■ Passage given ■
It looks to me that one can state the following:

Let $\mathcal{K}$ and $\mathcal{M}$ be abelian categories. Then a functor $T:\mathcal{K} \to \mathcal{M}$ preserving the terminal object and cokernels is faithful if and only if is conservative.

My proof of this fact, which might be wrong is the following: If $T$ is conservative, then $f = g$ if and only if $T(\text{CoKer}(f-g)) = 0$ if and only if $T(f)=T(g)$. The other implication is even easier because abelian categories are balanced.

If this is correct the following are also true:

  • Let $\mathcal{K}$ and $\mathcal{M}$ be abelian categories. Then a functor $T:\mathcal{K} \to \mathcal{M}$ preserving the terminal object and kernels is faithful if and only if is conservative.
  • Let $\mathcal{K}$ and $\mathcal{M}$ be abelian categories. Then a functor $T:\mathcal{K} \to \mathcal{M}$ preserving finite limits is conservative if and only if is faithful.
  • A right adjoint between abelian categories is faithful if and only if is conservative.


In every proof is enough for $\mathcal{K}$ and $\mathcal{M}$ to be enriched over groups, to have a terminal object and (co)kernels.

Thus here comes my question.

■ Supplied information ■
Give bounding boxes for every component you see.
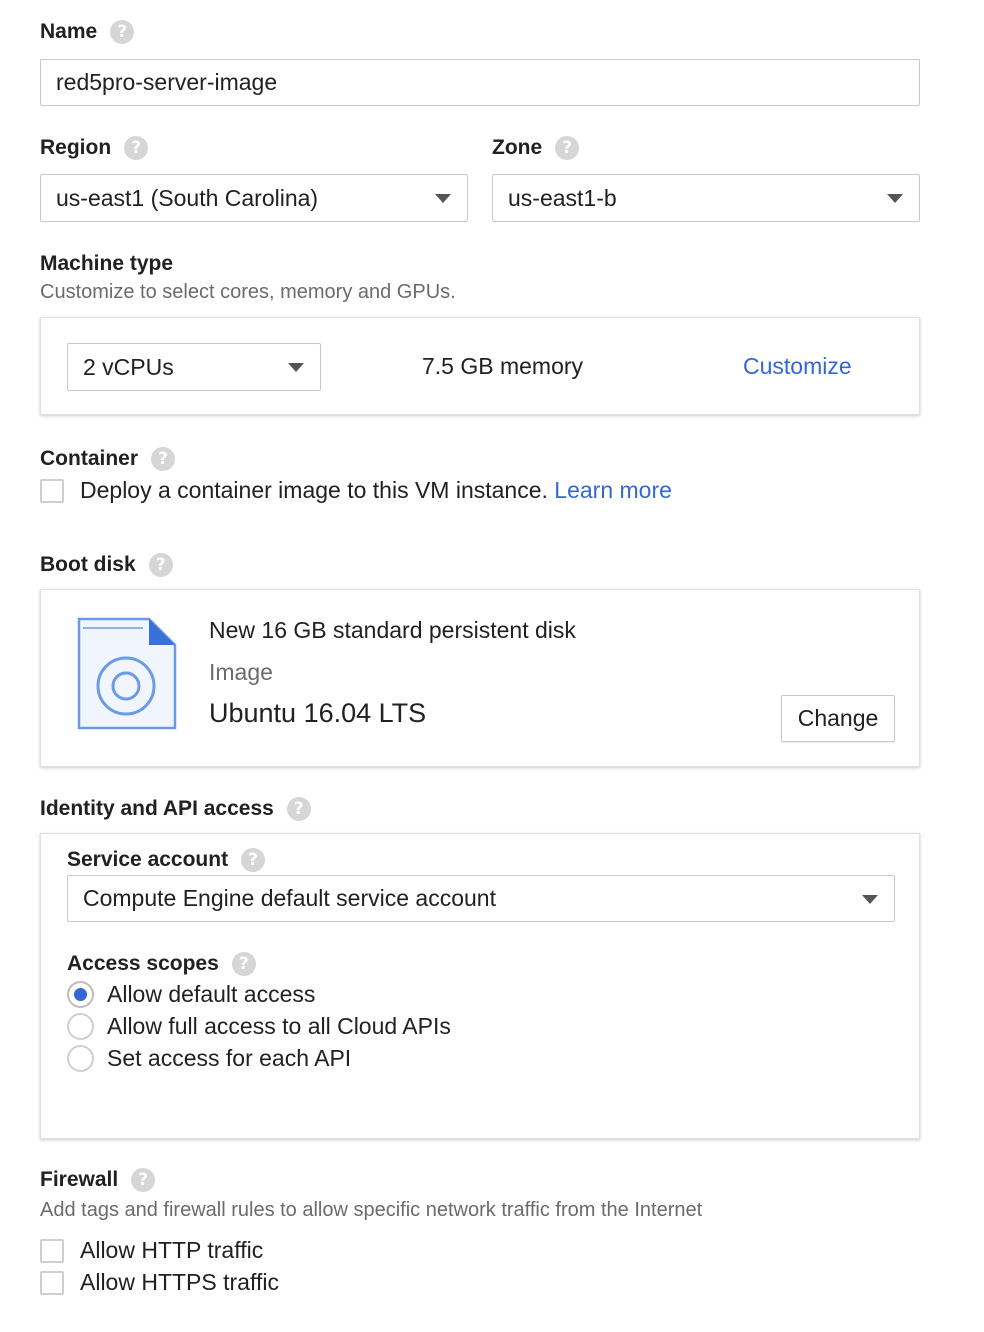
cpu-select[interactable]: 2 vCPUs: [67, 343, 321, 391]
container-label: Container ?: [40, 447, 176, 471]
scope-radio-full[interactable]: [67, 1013, 94, 1040]
identity-card: Service account ? Compute Engine default…: [40, 833, 920, 1139]
container-checkbox[interactable]: [40, 479, 64, 503]
machine-type-label: Machine type: [40, 252, 174, 275]
help-icon[interactable]: ?: [148, 553, 173, 577]
https-label: Allow HTTPS traffic: [80, 1269, 279, 1295]
help-icon[interactable]: ?: [131, 1168, 156, 1192]
disk-icon: [77, 617, 177, 730]
customize-link[interactable]: Customize: [743, 353, 852, 380]
access-scopes-label: Access scopes ?: [67, 952, 256, 976]
scope-radio-each[interactable]: [67, 1045, 94, 1072]
service-account-select[interactable]: Compute Engine default service account: [67, 875, 895, 922]
chevron-down-icon: [887, 194, 903, 203]
container-checkbox-label: Deploy a container image to this VM inst…: [80, 477, 672, 503]
region-select[interactable]: us-east1 (South Carolina): [40, 174, 468, 222]
scope-label: Allow default access: [107, 981, 316, 1007]
chevron-down-icon: [288, 363, 304, 372]
help-icon[interactable]: ?: [124, 136, 149, 160]
region-label: Region ?: [40, 136, 149, 160]
zone-label: Zone ?: [492, 136, 580, 160]
scope-label: Allow full access to all Cloud APIs: [107, 1013, 451, 1039]
service-account-label: Service account ?: [67, 848, 266, 872]
help-icon[interactable]: ?: [286, 797, 311, 821]
memory-value: 7.5 GB memory: [422, 353, 584, 379]
boot-disk-image-value: Ubuntu 16.04 LTS: [209, 698, 427, 728]
name-label: Name ?: [40, 20, 135, 44]
chevron-down-icon: [862, 894, 878, 904]
help-icon[interactable]: ?: [110, 20, 135, 44]
learn-more-link[interactable]: Learn more: [554, 477, 672, 503]
firewall-label: Firewall ?: [40, 1168, 156, 1192]
scope-label: Set access for each API: [107, 1045, 352, 1071]
name-input[interactable]: red5pro-server-image: [40, 59, 920, 106]
machine-type-card: 2 vCPUs 7.5 GB memory Customize: [40, 317, 920, 415]
http-label: Allow HTTP traffic: [80, 1237, 264, 1263]
boot-disk-label: Boot disk ?: [40, 553, 173, 577]
chevron-down-icon: [435, 194, 451, 203]
help-icon[interactable]: ?: [555, 136, 580, 160]
https-checkbox[interactable]: [40, 1271, 64, 1295]
change-button[interactable]: Change: [781, 695, 895, 742]
machine-type-description: Customize to select cores, memory and GP…: [40, 281, 456, 303]
firewall-description: Add tags and firewall rules to allow spe…: [40, 1199, 703, 1221]
zone-select[interactable]: us-east1-b: [492, 174, 920, 222]
boot-disk-card: New 16 GB standard persistent disk Image…: [40, 589, 920, 767]
identity-label: Identity and API access ?: [40, 797, 311, 821]
http-checkbox[interactable]: [40, 1239, 64, 1263]
boot-disk-title: New 16 GB standard persistent disk: [209, 617, 576, 643]
scope-radio-default[interactable]: [67, 981, 94, 1008]
boot-disk-image-label: Image: [209, 659, 273, 685]
help-icon[interactable]: ?: [241, 848, 266, 872]
help-icon[interactable]: ?: [151, 447, 176, 471]
help-icon[interactable]: ?: [231, 952, 256, 976]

■ Tasks for this exercise ■
**A.** In the post on faithful and conservative functors, rewrite the paragraph beginning "My proof of this fact" as a short list that keeps its main facts.
**B.** Answer these questions from the post on faithful and conservative functors:
(i) In the opening claim, besides the terminal object, what must the functor $T$ preserve?
(ii) What does the third bulleted statement say about a right adjoint between abelian categories?
(iii) According to the sentence beginning "In every proof is enough", which three conditions on $\mathcal{K}$ and $\mathcal{M}$ suffice?
The listing comes from a separate source and is unrelated to the post.

■ Worked answers ■
**A.**
- The author offers a proof and notes that it might be wrong.
- If $T$ is conservative, then $f = g$ if and only if $T(\text{CoKer}(f-g)) = 0$, which holds if and only if $T(f)=T(g)$.
- The other implication is even easier, because abelian categories are balanced.

**B.**
(i) Cokernels.
(ii) It is faithful if and only if it is conservative.
(iii) Being enriched over groups, having a terminal object, and having (co)kernels.